- **OBJECTIVE**: What follows are records. Restate all of them word for word.

>> Start

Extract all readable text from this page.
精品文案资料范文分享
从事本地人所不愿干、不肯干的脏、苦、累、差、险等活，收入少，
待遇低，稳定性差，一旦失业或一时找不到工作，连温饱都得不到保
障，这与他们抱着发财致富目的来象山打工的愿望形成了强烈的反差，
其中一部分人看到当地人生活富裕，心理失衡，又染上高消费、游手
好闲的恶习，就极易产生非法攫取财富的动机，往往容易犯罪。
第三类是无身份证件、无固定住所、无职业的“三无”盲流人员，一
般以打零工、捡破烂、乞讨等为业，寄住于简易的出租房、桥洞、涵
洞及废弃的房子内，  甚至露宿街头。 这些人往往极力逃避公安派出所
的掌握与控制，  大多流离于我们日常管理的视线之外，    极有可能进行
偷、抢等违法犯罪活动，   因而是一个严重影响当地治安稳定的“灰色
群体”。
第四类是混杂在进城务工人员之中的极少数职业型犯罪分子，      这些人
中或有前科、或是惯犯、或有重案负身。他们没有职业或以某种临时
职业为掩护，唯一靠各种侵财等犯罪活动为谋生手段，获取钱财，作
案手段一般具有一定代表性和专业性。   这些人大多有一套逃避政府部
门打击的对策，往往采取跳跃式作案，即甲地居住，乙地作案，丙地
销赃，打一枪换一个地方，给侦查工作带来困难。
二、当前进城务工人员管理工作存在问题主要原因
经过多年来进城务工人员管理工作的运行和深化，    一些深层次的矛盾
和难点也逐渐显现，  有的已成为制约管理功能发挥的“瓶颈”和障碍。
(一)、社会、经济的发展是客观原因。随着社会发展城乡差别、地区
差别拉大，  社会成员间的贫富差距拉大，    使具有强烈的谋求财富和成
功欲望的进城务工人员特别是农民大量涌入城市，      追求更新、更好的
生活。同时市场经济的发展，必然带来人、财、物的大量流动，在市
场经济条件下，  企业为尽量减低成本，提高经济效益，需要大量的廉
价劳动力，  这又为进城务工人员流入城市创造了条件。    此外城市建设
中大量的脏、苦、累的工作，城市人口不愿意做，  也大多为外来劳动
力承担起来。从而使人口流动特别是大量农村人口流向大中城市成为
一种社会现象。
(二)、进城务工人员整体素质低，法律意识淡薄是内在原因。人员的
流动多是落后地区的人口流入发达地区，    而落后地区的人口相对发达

>> End

- **THE REPLY**:
Extract all readable text from this page.
精品文案资料范文分享
从事本地人所不愿干、不肯干的脏、苦、累、差、险等活，收入少，
待遇低，稳定性差，一旦失业或一时找不到工作，连温饱都得不到保
障，这与他们抱着发财致富目的来象山打工的愿望形成了强烈的反差，
其中一部分人看到当地人生活富裕，心理失衡，又染上高消费、游手
好闲的恶习，就极易产生非法攫取财富的动机，往往容易犯罪。
第三类是无身份证件、无固定住所、无职业的“三无”盲流人员，一
般以打零工、捡破烂、乞讨等为业，寄住于简易的出租房、桥洞、涵
洞及废弃的房子内，  甚至露宿街头。 这些人往往极力逃避公安派出所
的掌握与控制，  大多流离于我们日常管理的视线之外，    极有可能进行
偷、抢等违法犯罪活动，   因而是一个严重影响当地治安稳定的“灰色
群体”。
第四类是混杂在进城务工人员之中的极少数职业型犯罪分子，      这些人
中或有前科、或是惯犯、或有重案负身。他们没有职业或以某种临时
职业为掩护，唯一靠各种侵财等犯罪活动为谋生手段，获取钱财，作
案手段一般具有一定代表性和专业性。   这些人大多有一套逃避政府部
门打击的对策，往往采取跳跃式作案，即甲地居住，乙地作案，丙地
销赃，打一枪换一个地方，给侦查工作带来困难。
二、当前进城务工人员管理工作存在问题主要原因
经过多年来进城务工人员管理工作的运行和深化，    一些深层次的矛盾
和难点也逐渐显现，  有的已成为制约管理功能发挥的“瓶颈”和障碍。
(一)、社会、经济的发展是客观原因。随着社会发展城乡差别、地区
差别拉大，  社会成员间的贫富差距拉大，    使具有强烈的谋求财富和成
功欲望的进城务工人员特别是农民大量涌入城市，      追求更新、更好的
生活。同时市场经济的发展，必然带来人、财、物的大量流动，在市
场经济条件下，  企业为尽量减低成本，提高经济效益，需要大量的廉
价劳动力，  这又为进城务工人员流入城市创造了条件。    此外城市建设
中大量的脏、苦、累的工作，城市人口不愿意做，  也大多为外来劳动
力承担起来。从而使人口流动特别是大量农村人口流向大中城市成为
一种社会现象。
(二)、进城务工人员整体素质低，法律意识淡薄是内在原因。人员的
流动多是落后地区的人口流入发达地区，    而落后地区的人口相对发达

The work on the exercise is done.